WHAT YOU HAVE TO DO: Print the entries in full, word for word, but not the pictures.

··········

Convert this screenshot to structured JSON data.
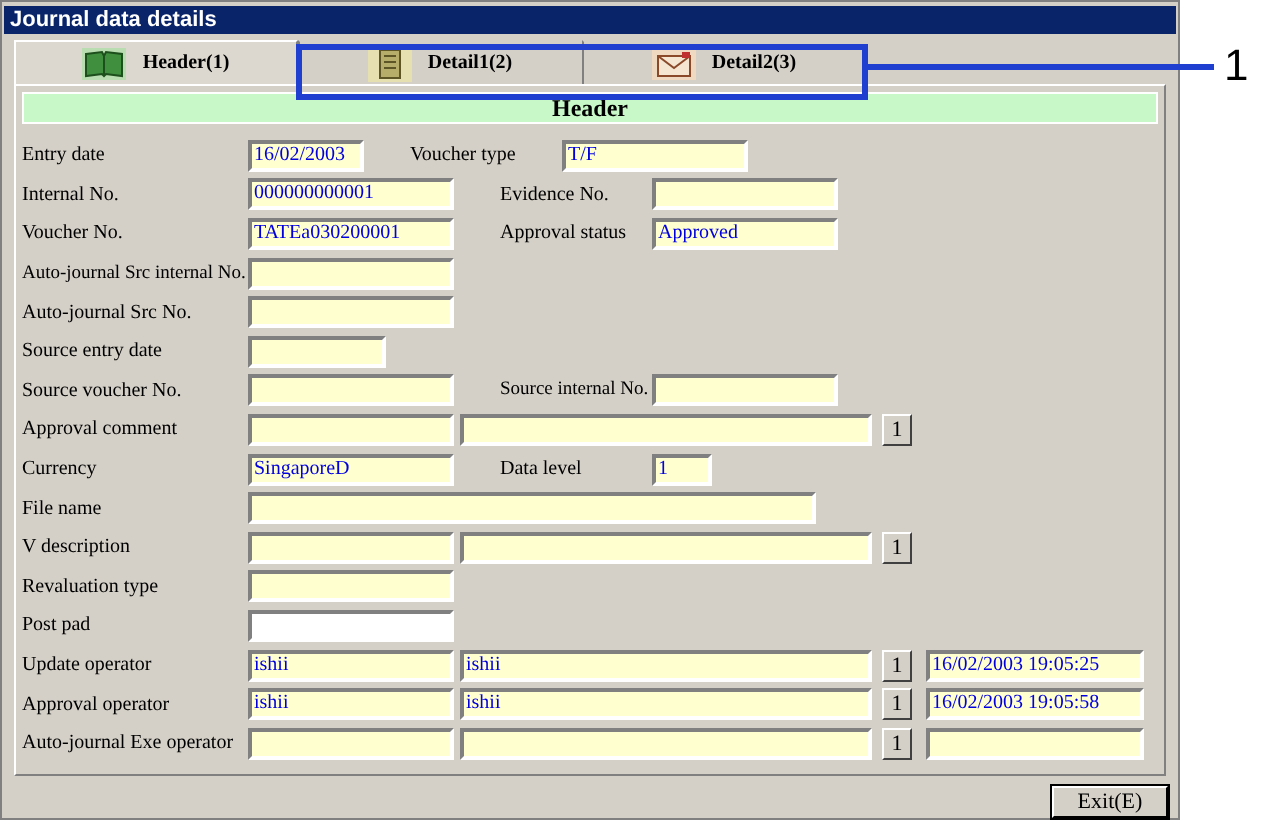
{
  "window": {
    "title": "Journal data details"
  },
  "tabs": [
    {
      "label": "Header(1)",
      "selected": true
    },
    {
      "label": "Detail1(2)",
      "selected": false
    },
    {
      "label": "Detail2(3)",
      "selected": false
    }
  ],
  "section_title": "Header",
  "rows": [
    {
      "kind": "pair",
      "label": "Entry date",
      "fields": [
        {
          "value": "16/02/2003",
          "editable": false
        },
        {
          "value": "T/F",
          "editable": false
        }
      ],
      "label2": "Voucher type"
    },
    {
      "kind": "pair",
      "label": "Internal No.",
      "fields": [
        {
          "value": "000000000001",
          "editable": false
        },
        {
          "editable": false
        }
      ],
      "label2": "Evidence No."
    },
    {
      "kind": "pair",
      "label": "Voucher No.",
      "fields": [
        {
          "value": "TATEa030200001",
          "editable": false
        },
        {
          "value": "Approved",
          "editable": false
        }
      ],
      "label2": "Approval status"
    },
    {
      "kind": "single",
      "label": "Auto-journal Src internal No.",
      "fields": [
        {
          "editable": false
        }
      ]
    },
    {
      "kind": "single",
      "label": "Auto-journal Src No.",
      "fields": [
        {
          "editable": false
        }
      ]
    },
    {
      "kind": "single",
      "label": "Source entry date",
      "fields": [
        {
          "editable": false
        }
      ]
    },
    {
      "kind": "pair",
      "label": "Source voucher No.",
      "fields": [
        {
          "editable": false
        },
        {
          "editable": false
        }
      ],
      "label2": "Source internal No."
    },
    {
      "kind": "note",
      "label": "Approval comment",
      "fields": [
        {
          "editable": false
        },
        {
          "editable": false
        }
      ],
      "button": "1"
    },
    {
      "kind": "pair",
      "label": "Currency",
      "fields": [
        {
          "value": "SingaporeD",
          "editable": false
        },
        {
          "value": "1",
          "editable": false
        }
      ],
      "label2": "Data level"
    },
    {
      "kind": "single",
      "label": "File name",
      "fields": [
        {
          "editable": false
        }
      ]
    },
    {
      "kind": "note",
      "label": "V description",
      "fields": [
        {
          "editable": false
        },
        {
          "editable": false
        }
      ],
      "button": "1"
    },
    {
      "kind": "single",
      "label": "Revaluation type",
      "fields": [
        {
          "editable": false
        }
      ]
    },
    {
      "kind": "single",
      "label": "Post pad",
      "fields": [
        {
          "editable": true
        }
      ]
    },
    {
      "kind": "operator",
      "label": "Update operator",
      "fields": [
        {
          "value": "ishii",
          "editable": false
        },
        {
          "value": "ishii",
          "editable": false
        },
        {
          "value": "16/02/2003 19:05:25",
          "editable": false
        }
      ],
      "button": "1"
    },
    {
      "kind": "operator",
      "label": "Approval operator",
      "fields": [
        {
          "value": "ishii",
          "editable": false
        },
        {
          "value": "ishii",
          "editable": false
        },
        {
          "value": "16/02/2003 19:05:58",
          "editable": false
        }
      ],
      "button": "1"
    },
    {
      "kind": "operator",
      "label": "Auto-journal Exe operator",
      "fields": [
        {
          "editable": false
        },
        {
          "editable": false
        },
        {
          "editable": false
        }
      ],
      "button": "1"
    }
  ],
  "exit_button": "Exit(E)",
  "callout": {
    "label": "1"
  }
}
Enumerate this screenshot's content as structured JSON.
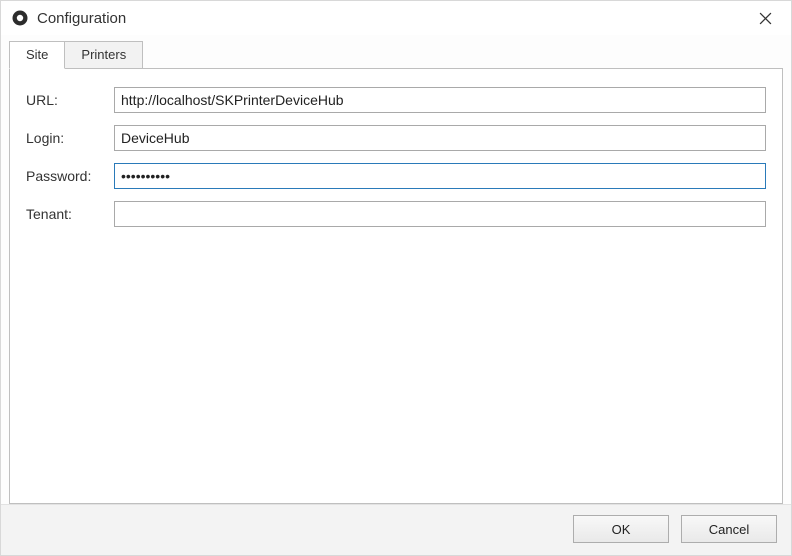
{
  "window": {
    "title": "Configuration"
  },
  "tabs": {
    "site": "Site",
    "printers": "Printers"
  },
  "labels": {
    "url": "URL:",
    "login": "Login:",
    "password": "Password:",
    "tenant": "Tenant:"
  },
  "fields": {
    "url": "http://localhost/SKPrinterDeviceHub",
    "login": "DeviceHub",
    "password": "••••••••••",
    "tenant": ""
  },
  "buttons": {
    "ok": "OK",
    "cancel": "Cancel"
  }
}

··········

SOLUTION TO THIS EXERCISE:
Convert this screenshot to structured JSON data.
{
  "window": {
    "title": "Journal data details"
  },
  "tabs": [
    {
      "label": "Header(1)",
      "selected": true
    },
    {
      "label": "Detail1(2)",
      "selected": false
    },
    {
      "label": "Detail2(3)",
      "selected": false
    }
  ],
  "section_title": "Header",
  "rows": [
    {
      "kind": "pair",
      "label": "Entry date",
      "fields": [
        {
          "value": "16/02/2003",
          "editable": false
        },
        {
          "value": "T/F",
          "editable": false
        }
      ],
      "label2": "Voucher type"
    },
    {
      "kind": "pair",
      "label": "Internal No.",
      "fields": [
        {
          "value": "000000000001",
          "editable": false
        },
        {
          "editable": false
        }
      ],
      "label2": "Evidence No."
    },
    {
      "kind": "pair",
      "label": "Voucher No.",
      "fields": [
        {
          "value": "TATEa030200001",
          "editable": false
        },
        {
          "value": "Approved",
          "editable": false
        }
      ],
      "label2": "Approval status"
    },
    {
      "kind": "single",
      "label": "Auto-journal Src internal No.",
      "fields": [
        {
          "editable": false
        }
      ]
    },
    {
      "kind": "single",
      "label": "Auto-journal Src No.",
      "fields": [
        {
          "editable": false
        }
      ]
    },
    {
      "kind": "single",
      "label": "Source entry date",
      "fields": [
        {
          "editable": false
        }
      ]
    },
    {
      "kind": "pair",
      "label": "Source voucher No.",
      "fields": [
        {
          "editable": false
        },
        {
          "editable": false
        }
      ],
      "label2": "Source internal No."
    },
    {
      "kind": "note",
      "label": "Approval comment",
      "fields": [
        {
          "editable": false
        },
        {
          "editable": false
        }
      ],
      "button": "1"
    },
    {
      "kind": "pair",
      "label": "Currency",
      "fields": [
        {
          "value": "SingaporeD",
          "editable": false
        },
        {
          "value": "1",
          "editable": false
        }
      ],
      "label2": "Data level"
    },
    {
      "kind": "single",
      "label": "File name",
      "fields": [
        {
          "editable": false
        }
      ]
    },
    {
      "kind": "note",
      "label": "V description",
      "fields": [
        {
          "editable": false
        },
        {
          "editable": false
        }
      ],
      "button": "1"
    },
    {
      "kind": "single",
      "label": "Revaluation type",
      "fields": [
        {
          "editable": false
        }
      ]
    },
    {
      "kind": "single",
      "label": "Post pad",
      "fields": [
        {
          "editable": true
        }
      ]
    },
    {
      "kind": "operator",
      "label": "Update operator",
      "fields": [
        {
          "value": "ishii",
          "editable": false
        },
        {
          "value": "ishii",
          "editable": false
        },
        {
          "value": "16/02/2003 19:05:25",
          "editable": false
        }
      ],
      "button": "1"
    },
    {
      "kind": "operator",
      "label": "Approval operator",
      "fields": [
        {
          "value": "ishii",
          "editable": false
        },
        {
          "value": "ishii",
          "editable": false
        },
        {
          "value": "16/02/2003 19:05:58",
          "editable": false
        }
      ],
      "button": "1"
    },
    {
      "kind": "operator",
      "label": "Auto-journal Exe operator",
      "fields": [
        {
          "editable": false
        },
        {
          "editable": false
        },
        {
          "editable": false
        }
      ],
      "button": "1"
    }
  ],
  "exit_button": "Exit(E)",
  "callout": {
    "label": "1"
  }
}
Enumerate this screenshot's content as structured JSON.
{
  "window": {
    "title": "Configuration"
  },
  "tabs": {
    "site": "Site",
    "printers": "Printers"
  },
  "labels": {
    "url": "URL:",
    "login": "Login:",
    "password": "Password:",
    "tenant": "Tenant:"
  },
  "fields": {
    "url": "http://localhost/SKPrinterDeviceHub",
    "login": "DeviceHub",
    "password": "••••••••••",
    "tenant": ""
  },
  "buttons": {
    "ok": "OK",
    "cancel": "Cancel"
  }
}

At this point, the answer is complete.